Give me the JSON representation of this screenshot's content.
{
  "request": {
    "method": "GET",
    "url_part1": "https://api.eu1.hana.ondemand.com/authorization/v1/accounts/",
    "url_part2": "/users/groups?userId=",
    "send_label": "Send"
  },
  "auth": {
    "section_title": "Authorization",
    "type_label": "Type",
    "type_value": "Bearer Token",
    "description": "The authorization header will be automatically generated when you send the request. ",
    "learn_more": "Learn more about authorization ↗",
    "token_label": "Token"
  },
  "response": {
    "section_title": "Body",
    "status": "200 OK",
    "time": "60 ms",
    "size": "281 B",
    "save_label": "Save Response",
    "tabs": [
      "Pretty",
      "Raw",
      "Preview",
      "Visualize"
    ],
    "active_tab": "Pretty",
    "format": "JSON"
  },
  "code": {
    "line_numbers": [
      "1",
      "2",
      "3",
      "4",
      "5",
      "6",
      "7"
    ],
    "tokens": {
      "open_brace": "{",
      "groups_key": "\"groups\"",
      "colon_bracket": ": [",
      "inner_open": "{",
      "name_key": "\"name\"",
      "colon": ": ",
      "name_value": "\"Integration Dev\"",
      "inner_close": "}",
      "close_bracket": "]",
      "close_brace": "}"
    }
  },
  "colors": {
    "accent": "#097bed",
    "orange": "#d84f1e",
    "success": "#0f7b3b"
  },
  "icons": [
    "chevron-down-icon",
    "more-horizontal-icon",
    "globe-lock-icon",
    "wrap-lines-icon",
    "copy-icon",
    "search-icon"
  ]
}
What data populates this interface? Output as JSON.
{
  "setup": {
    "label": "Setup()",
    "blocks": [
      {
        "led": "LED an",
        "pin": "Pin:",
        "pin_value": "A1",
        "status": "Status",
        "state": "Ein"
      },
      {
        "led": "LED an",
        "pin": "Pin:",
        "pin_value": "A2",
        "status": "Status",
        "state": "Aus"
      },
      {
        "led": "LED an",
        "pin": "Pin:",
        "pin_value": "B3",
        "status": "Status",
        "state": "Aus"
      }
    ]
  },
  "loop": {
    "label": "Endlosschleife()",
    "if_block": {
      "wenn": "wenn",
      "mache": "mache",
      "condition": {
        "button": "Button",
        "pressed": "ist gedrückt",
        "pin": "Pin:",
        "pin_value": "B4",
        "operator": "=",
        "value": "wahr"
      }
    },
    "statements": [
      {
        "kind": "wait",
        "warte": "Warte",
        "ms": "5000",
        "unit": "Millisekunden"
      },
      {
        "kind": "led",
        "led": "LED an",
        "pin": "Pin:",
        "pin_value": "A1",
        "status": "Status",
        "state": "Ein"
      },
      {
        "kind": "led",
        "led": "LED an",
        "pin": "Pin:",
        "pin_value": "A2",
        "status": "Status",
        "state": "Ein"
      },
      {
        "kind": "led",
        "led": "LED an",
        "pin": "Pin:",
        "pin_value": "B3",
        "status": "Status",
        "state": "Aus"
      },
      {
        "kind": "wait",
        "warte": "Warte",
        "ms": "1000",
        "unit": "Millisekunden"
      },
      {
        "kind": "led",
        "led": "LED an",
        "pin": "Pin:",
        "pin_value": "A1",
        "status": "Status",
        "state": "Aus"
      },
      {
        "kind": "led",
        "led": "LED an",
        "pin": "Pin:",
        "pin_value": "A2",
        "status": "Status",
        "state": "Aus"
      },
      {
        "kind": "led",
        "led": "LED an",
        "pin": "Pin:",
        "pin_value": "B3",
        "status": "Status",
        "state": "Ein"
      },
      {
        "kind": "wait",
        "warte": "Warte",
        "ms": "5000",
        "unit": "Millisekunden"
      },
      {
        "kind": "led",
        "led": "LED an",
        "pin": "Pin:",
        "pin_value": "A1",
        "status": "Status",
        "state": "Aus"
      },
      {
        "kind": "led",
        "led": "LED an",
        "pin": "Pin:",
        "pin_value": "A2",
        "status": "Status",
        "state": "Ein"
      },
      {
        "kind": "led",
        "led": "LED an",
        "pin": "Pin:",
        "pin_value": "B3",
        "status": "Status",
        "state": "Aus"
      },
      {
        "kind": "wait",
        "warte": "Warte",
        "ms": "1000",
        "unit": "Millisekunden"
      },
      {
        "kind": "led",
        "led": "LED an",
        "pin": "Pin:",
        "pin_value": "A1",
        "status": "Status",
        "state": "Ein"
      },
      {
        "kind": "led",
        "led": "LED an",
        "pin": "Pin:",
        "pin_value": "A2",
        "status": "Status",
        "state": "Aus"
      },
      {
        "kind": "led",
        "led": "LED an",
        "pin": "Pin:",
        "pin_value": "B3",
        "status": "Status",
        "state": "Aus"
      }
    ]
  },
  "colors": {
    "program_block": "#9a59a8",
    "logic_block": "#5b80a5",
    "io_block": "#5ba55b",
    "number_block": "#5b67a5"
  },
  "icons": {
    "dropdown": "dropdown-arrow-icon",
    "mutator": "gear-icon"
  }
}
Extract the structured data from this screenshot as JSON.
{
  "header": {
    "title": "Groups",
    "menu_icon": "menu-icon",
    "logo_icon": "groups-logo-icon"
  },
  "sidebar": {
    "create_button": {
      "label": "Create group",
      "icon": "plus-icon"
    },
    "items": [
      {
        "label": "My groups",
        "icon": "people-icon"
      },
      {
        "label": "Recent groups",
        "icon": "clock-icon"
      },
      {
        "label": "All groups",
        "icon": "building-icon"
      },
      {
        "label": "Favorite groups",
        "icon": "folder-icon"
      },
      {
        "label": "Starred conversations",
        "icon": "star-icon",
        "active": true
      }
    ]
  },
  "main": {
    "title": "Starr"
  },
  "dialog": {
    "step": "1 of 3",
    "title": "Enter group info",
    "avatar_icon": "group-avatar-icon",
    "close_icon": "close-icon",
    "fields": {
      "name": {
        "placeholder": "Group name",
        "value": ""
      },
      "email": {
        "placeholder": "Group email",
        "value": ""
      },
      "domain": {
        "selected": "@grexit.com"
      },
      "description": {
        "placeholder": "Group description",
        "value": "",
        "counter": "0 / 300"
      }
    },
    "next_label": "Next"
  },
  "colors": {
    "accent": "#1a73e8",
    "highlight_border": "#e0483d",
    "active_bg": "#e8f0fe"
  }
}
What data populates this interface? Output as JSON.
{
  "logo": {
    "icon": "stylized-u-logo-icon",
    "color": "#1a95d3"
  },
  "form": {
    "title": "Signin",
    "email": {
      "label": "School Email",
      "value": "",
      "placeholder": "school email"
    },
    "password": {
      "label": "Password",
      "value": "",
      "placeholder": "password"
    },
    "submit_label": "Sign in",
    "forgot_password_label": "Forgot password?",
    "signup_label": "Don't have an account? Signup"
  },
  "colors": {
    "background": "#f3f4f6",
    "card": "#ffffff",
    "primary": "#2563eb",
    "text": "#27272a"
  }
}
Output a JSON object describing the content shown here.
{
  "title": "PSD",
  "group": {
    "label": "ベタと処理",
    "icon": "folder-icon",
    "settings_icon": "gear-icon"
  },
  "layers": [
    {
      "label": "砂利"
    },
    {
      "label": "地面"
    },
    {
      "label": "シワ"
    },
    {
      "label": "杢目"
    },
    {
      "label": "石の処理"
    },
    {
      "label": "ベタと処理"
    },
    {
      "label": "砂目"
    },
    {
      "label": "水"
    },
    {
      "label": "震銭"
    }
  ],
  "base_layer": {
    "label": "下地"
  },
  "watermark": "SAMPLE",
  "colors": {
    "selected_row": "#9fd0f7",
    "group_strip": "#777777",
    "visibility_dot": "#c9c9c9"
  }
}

Written request: Write out the data again, exactly and in full.

Reply to the exercise:
Give me the JSON representation of this screenshot's content.
{
  "request": {
    "method": "GET",
    "url_part1": "https://api.eu1.hana.ondemand.com/authorization/v1/accounts/",
    "url_part2": "/users/groups?userId=",
    "send_label": "Send"
  },
  "auth": {
    "section_title": "Authorization",
    "type_label": "Type",
    "type_value": "Bearer Token",
    "description": "The authorization header will be automatically generated when you send the request. ",
    "learn_more": "Learn more about authorization ↗",
    "token_label": "Token"
  },
  "response": {
    "section_title": "Body",
    "status": "200 OK",
    "time": "60 ms",
    "size": "281 B",
    "save_label": "Save Response",
    "tabs": [
      "Pretty",
      "Raw",
      "Preview",
      "Visualize"
    ],
    "active_tab": "Pretty",
    "format": "JSON"
  },
  "code": {
    "line_numbers": [
      "1",
      "2",
      "3",
      "4",
      "5",
      "6",
      "7"
    ],
    "tokens": {
      "open_brace": "{",
      "groups_key": "\"groups\"",
      "colon_bracket": ": [",
      "inner_open": "{",
      "name_key": "\"name\"",
      "colon": ": ",
      "name_value": "\"Integration Dev\"",
      "inner_close": "}",
      "close_bracket": "]",
      "close_brace": "}"
    }
  },
  "colors": {
    "accent": "#097bed",
    "orange": "#d84f1e",
    "success": "#0f7b3b"
  },
  "icons": [
    "chevron-down-icon",
    "more-horizontal-icon",
    "globe-lock-icon",
    "wrap-lines-icon",
    "copy-icon",
    "search-icon"
  ]
}
What data populates this interface? Output as JSON.
{
  "setup": {
    "label": "Setup()",
    "blocks": [
      {
        "led": "LED an",
        "pin": "Pin:",
        "pin_value": "A1",
        "status": "Status",
        "state": "Ein"
      },
      {
        "led": "LED an",
        "pin": "Pin:",
        "pin_value": "A2",
        "status": "Status",
        "state": "Aus"
      },
      {
        "led": "LED an",
        "pin": "Pin:",
        "pin_value": "B3",
        "status": "Status",
        "state": "Aus"
      }
    ]
  },
  "loop": {
    "label": "Endlosschleife()",
    "if_block": {
      "wenn": "wenn",
      "mache": "mache",
      "condition": {
        "button": "Button",
        "pressed": "ist gedrückt",
        "pin": "Pin:",
        "pin_value": "B4",
        "operator": "=",
        "value": "wahr"
      }
    },
    "statements": [
      {
        "kind": "wait",
        "warte": "Warte",
        "ms": "5000",
        "unit": "Millisekunden"
      },
      {
        "kind": "led",
        "led": "LED an",
        "pin": "Pin:",
        "pin_value": "A1",
        "status": "Status",
        "state": "Ein"
      },
      {
        "kind": "led",
        "led": "LED an",
        "pin": "Pin:",
        "pin_value": "A2",
        "status": "Status",
        "state": "Ein"
      },
      {
        "kind": "led",
        "led": "LED an",
        "pin": "Pin:",
        "pin_value": "B3",
        "status": "Status",
        "state": "Aus"
      },
      {
        "kind": "wait",
        "warte": "Warte",
        "ms": "1000",
        "unit": "Millisekunden"
      },
      {
        "kind": "led",
        "led": "LED an",
        "pin": "Pin:",
        "pin_value": "A1",
        "status": "Status",
        "state": "Aus"
      },
      {
        "kind": "led",
        "led": "LED an",
        "pin": "Pin:",
        "pin_value": "A2",
        "status": "Status",
        "state": "Aus"
      },
      {
        "kind": "led",
        "led": "LED an",
        "pin": "Pin:",
        "pin_value": "B3",
        "status": "Status",
        "state": "Ein"
      },
      {
        "kind": "wait",
        "warte": "Warte",
        "ms": "5000",
        "unit": "Millisekunden"
      },
      {
        "kind": "led",
        "led": "LED an",
        "pin": "Pin:",
        "pin_value": "A1",
        "status": "Status",
        "state": "Aus"
      },
      {
        "kind": "led",
        "led": "LED an",
        "pin": "Pin:",
        "pin_value": "A2",
        "status": "Status",
        "state": "Ein"
      },
      {
        "kind": "led",
        "led": "LED an",
        "pin": "Pin:",
        "pin_value": "B3",
        "status": "Status",
        "state": "Aus"
      },
      {
        "kind": "wait",
        "warte": "Warte",
        "ms": "1000",
        "unit": "Millisekunden"
      },
      {
        "kind": "led",
        "led": "LED an",
        "pin": "Pin:",
        "pin_value": "A1",
        "status": "Status",
        "state": "Ein"
      },
      {
        "kind": "led",
        "led": "LED an",
        "pin": "Pin:",
        "pin_value": "A2",
        "status": "Status",
        "state": "Aus"
      },
      {
        "kind": "led",
        "led": "LED an",
        "pin": "Pin:",
        "pin_value": "B3",
        "status": "Status",
        "state": "Aus"
      }
    ]
  },
  "colors": {
    "program_block": "#9a59a8",
    "logic_block": "#5b80a5",
    "io_block": "#5ba55b",
    "number_block": "#5b67a5"
  },
  "icons": {
    "dropdown": "dropdown-arrow-icon",
    "mutator": "gear-icon"
  }
}
Extract the structured data from this screenshot as JSON.
{
  "header": {
    "title": "Groups",
    "menu_icon": "menu-icon",
    "logo_icon": "groups-logo-icon"
  },
  "sidebar": {
    "create_button": {
      "label": "Create group",
      "icon": "plus-icon"
    },
    "items": [
      {
        "label": "My groups",
        "icon": "people-icon"
      },
      {
        "label": "Recent groups",
        "icon": "clock-icon"
      },
      {
        "label": "All groups",
        "icon": "building-icon"
      },
      {
        "label": "Favorite groups",
        "icon": "folder-icon"
      },
      {
        "label": "Starred conversations",
        "icon": "star-icon",
        "active": true
      }
    ]
  },
  "main": {
    "title": "Starr"
  },
  "dialog": {
    "step": "1 of 3",
    "title": "Enter group info",
    "avatar_icon": "group-avatar-icon",
    "close_icon": "close-icon",
    "fields": {
      "name": {
        "placeholder": "Group name",
        "value": ""
      },
      "email": {
        "placeholder": "Group email",
        "value": ""
      },
      "domain": {
        "selected": "@grexit.com"
      },
      "description": {
        "placeholder": "Group description",
        "value": "",
        "counter": "0 / 300"
      }
    },
    "next_label": "Next"
  },
  "colors": {
    "accent": "#1a73e8",
    "highlight_border": "#e0483d",
    "active_bg": "#e8f0fe"
  }
}
What data populates this interface? Output as JSON.
{
  "logo": {
    "icon": "stylized-u-logo-icon",
    "color": "#1a95d3"
  },
  "form": {
    "title": "Signin",
    "email": {
      "label": "School Email",
      "value": "",
      "placeholder": "school email"
    },
    "password": {
      "label": "Password",
      "value": "",
      "placeholder": "password"
    },
    "submit_label": "Sign in",
    "forgot_password_label": "Forgot password?",
    "signup_label": "Don't have an account? Signup"
  },
  "colors": {
    "background": "#f3f4f6",
    "card": "#ffffff",
    "primary": "#2563eb",
    "text": "#27272a"
  }
}
Output a JSON object describing the content shown here.
{
  "title": "PSD",
  "group": {
    "label": "ベタと処理",
    "icon": "folder-icon",
    "settings_icon": "gear-icon"
  },
  "layers": [
    {
      "label": "砂利"
    },
    {
      "label": "地面"
    },
    {
      "label": "シワ"
    },
    {
      "label": "杢目"
    },
    {
      "label": "石の処理"
    },
    {
      "label": "ベタと処理"
    },
    {
      "label": "砂目"
    },
    {
      "label": "水"
    },
    {
      "label": "震銭"
    }
  ],
  "base_layer": {
    "label": "下地"
  },
  "watermark": "SAMPLE",
  "colors": {
    "selected_row": "#9fd0f7",
    "group_strip": "#777777",
    "visibility_dot": "#c9c9c9"
  }
}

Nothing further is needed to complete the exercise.